"""

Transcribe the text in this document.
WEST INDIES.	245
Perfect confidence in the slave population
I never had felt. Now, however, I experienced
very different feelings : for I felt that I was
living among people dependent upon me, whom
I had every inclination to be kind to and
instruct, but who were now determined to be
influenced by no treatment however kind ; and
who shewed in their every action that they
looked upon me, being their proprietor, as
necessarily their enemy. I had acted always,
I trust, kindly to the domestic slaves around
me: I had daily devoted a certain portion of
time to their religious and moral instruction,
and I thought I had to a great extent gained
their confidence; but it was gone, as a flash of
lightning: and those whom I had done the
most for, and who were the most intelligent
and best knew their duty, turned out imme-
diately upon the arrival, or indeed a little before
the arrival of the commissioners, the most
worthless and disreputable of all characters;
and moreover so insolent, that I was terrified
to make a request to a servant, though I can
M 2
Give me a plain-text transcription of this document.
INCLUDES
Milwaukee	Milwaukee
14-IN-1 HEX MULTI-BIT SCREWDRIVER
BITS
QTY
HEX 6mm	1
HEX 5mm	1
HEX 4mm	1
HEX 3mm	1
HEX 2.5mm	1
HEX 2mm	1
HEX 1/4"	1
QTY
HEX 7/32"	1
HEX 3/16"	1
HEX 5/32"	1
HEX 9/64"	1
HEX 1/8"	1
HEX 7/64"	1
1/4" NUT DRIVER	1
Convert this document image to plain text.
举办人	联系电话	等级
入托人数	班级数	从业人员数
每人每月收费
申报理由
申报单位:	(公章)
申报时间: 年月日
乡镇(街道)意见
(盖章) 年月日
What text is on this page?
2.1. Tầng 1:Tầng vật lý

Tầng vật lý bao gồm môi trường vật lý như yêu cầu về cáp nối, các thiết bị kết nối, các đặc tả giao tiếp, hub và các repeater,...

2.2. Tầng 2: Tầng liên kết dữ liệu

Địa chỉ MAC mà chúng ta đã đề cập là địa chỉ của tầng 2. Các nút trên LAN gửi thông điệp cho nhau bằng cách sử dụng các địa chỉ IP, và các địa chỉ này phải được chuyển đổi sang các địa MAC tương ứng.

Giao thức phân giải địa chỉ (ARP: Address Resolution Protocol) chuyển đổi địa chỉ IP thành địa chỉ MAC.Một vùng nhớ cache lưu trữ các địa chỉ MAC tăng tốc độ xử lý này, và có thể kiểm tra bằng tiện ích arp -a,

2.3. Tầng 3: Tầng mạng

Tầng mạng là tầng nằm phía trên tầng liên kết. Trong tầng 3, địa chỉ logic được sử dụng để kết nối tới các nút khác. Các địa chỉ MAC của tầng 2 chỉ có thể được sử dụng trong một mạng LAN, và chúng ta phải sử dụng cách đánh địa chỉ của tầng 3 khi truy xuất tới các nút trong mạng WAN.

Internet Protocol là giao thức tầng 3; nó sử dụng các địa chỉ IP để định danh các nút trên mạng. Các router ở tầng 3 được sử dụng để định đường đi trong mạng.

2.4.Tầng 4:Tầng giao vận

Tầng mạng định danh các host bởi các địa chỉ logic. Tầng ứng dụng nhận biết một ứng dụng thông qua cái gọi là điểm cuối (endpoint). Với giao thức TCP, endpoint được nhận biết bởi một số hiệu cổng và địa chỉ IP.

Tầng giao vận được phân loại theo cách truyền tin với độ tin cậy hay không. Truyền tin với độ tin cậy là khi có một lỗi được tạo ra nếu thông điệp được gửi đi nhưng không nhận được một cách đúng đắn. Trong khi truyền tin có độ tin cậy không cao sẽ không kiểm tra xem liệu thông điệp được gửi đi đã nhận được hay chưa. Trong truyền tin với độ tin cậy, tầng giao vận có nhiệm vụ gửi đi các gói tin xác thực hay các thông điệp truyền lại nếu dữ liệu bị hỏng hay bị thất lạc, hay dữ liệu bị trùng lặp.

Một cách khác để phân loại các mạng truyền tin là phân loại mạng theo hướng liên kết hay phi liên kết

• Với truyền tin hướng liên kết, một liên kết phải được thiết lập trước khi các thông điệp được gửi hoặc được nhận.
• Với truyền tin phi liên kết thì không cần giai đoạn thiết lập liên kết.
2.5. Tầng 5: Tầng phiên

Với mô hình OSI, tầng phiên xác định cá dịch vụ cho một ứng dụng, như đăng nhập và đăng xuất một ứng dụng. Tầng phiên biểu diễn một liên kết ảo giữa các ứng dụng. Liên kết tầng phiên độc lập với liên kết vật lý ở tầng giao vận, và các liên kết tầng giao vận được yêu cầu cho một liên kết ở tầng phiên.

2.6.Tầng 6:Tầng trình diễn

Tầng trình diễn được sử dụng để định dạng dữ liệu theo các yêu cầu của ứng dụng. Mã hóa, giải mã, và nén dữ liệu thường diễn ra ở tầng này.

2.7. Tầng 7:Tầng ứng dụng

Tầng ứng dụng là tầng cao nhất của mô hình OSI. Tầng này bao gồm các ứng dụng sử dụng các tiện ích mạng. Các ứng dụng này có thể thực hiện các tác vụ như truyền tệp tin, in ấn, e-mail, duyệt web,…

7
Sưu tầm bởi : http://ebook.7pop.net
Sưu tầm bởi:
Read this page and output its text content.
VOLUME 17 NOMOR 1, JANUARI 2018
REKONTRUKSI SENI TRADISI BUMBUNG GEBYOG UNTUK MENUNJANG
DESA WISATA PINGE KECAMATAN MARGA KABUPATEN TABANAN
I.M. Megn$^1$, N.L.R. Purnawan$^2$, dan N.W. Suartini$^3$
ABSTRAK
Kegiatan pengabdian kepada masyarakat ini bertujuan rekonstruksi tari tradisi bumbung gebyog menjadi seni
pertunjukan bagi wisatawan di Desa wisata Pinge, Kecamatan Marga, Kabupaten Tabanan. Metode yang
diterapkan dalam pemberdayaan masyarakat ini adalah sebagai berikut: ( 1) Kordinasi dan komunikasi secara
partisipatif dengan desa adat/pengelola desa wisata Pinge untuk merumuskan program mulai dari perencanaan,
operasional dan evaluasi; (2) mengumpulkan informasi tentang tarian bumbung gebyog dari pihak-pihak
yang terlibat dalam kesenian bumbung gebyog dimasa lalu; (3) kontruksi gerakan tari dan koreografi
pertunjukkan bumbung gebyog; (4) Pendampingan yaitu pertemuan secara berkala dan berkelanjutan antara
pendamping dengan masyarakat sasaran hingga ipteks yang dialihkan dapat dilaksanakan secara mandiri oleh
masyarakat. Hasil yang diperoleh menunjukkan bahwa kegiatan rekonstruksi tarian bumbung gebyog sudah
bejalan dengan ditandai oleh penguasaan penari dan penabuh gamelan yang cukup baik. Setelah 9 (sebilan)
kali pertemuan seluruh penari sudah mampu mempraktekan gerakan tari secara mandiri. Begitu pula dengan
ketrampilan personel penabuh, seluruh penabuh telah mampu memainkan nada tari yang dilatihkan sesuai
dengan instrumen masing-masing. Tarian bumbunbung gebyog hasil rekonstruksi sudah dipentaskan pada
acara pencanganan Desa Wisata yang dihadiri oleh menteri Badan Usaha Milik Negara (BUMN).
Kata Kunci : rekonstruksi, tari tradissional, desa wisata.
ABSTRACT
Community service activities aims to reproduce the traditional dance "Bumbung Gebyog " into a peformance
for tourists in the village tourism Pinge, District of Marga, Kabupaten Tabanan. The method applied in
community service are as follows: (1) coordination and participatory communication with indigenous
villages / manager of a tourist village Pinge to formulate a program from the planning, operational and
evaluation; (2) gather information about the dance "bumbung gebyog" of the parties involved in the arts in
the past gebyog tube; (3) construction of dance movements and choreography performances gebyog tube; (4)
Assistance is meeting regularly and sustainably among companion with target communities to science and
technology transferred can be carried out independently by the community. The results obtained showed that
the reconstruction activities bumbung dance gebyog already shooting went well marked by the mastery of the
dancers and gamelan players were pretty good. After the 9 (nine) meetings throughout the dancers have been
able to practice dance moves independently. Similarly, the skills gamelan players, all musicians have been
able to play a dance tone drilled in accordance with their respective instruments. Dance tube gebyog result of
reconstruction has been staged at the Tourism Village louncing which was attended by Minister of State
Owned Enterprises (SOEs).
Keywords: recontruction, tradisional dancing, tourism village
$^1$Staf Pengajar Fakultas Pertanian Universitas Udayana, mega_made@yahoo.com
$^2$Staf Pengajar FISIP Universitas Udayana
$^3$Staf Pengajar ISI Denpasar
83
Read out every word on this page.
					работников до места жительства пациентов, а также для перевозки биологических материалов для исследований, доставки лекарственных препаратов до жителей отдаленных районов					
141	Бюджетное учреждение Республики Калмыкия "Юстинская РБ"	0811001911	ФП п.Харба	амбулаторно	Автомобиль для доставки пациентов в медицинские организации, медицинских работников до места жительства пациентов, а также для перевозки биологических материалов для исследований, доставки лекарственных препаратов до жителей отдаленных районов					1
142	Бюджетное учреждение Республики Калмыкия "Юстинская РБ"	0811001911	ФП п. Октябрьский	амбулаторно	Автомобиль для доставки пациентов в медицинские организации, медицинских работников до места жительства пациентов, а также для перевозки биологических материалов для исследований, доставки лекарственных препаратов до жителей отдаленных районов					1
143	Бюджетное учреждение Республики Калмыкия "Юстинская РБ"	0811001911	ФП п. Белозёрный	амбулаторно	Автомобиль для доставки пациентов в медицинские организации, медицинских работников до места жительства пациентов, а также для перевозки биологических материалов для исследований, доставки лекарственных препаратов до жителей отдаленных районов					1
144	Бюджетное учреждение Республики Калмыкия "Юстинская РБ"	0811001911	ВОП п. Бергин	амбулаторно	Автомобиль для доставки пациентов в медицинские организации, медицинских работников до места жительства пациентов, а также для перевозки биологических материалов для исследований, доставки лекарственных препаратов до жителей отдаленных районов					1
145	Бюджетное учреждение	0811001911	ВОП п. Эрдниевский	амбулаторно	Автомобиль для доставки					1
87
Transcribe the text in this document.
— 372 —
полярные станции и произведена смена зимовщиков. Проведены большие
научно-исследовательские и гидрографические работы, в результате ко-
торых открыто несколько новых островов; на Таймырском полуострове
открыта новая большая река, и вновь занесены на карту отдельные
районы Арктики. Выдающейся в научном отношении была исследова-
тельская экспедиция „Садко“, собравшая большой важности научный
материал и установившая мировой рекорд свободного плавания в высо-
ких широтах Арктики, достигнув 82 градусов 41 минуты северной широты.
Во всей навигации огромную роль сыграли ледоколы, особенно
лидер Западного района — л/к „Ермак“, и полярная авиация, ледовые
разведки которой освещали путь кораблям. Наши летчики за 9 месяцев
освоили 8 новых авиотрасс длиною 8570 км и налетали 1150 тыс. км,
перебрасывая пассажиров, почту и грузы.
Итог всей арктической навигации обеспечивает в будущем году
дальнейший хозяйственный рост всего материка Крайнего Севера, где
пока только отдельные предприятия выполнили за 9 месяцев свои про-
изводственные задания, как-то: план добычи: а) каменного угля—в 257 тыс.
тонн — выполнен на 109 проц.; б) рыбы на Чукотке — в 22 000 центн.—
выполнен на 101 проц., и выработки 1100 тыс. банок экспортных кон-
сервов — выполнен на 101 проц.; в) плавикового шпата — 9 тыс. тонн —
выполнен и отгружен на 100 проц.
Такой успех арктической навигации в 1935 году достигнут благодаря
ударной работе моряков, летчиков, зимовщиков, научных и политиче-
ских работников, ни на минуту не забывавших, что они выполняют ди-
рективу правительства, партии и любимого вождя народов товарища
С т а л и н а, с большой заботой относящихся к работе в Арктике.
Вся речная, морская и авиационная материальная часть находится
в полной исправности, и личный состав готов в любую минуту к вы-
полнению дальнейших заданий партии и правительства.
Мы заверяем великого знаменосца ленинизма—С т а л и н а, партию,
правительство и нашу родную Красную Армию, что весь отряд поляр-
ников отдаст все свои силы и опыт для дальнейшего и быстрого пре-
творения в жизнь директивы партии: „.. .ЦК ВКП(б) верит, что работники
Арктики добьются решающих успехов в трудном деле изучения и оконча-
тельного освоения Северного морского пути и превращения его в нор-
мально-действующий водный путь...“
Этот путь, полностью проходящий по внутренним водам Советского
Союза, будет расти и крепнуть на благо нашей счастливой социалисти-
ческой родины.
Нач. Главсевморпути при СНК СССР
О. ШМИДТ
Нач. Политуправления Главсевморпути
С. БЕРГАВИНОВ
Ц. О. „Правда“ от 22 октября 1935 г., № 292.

"""

- To do -
Show every line above in which the word "have" occurs.

- Response to the exercise -
dancers and gamelan players were pretty good. After the 9 (nine) meetings throughout the dancers have been
able to practice dance moves independently. Similarly, the skills gamelan players, all musicians have been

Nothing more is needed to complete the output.